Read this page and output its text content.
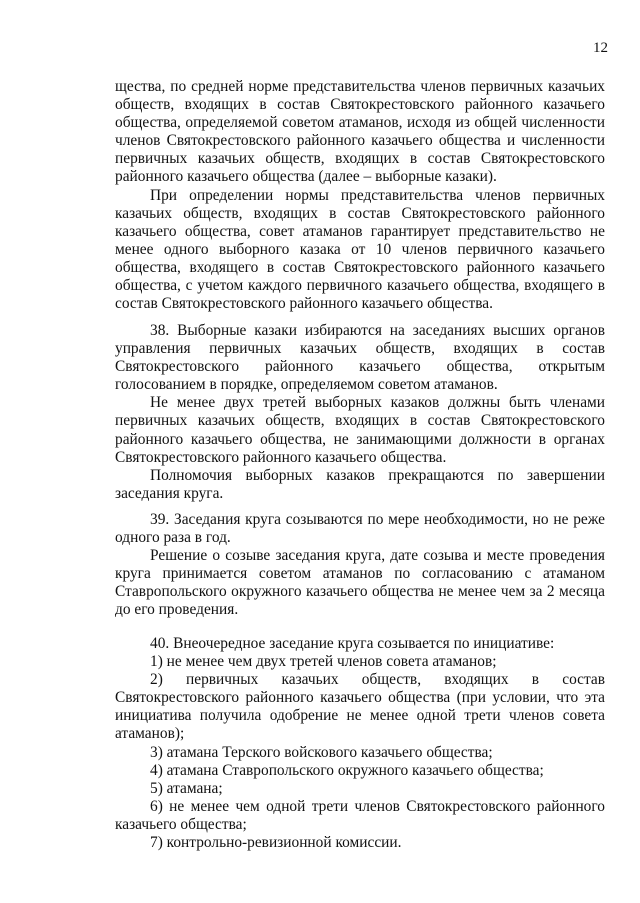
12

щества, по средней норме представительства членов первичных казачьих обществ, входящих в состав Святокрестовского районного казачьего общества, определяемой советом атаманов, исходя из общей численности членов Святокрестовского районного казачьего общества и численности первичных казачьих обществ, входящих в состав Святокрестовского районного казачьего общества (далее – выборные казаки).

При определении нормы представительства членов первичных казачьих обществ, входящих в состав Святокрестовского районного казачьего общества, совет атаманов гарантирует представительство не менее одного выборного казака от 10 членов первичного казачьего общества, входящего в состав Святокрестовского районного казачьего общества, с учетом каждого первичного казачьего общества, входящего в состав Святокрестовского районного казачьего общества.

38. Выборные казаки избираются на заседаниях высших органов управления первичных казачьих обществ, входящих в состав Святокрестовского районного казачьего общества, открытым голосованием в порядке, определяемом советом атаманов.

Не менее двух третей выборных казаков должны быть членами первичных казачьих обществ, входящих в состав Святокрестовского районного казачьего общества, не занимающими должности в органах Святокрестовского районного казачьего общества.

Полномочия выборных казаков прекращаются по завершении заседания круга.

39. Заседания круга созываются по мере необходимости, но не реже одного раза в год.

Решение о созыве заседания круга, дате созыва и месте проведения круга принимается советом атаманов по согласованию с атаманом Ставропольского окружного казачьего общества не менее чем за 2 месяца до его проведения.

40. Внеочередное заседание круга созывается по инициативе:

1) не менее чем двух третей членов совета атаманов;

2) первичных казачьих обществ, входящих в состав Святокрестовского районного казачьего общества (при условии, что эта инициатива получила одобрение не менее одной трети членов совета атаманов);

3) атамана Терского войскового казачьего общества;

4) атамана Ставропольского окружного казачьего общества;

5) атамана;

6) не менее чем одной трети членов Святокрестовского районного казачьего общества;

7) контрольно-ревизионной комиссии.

****************************************

Show every line in the records above that contains the word "окружного".

• ANSWER IN FULL
Решение о созыве заседания круга, дате созыва и месте проведения круга принимается советом атаманов по согласованию с атаманом Ставропольского окружного казачьего общества не менее чем за 2 месяца до его проведения.
4) атамана Ставропольского окружного казачьего общества;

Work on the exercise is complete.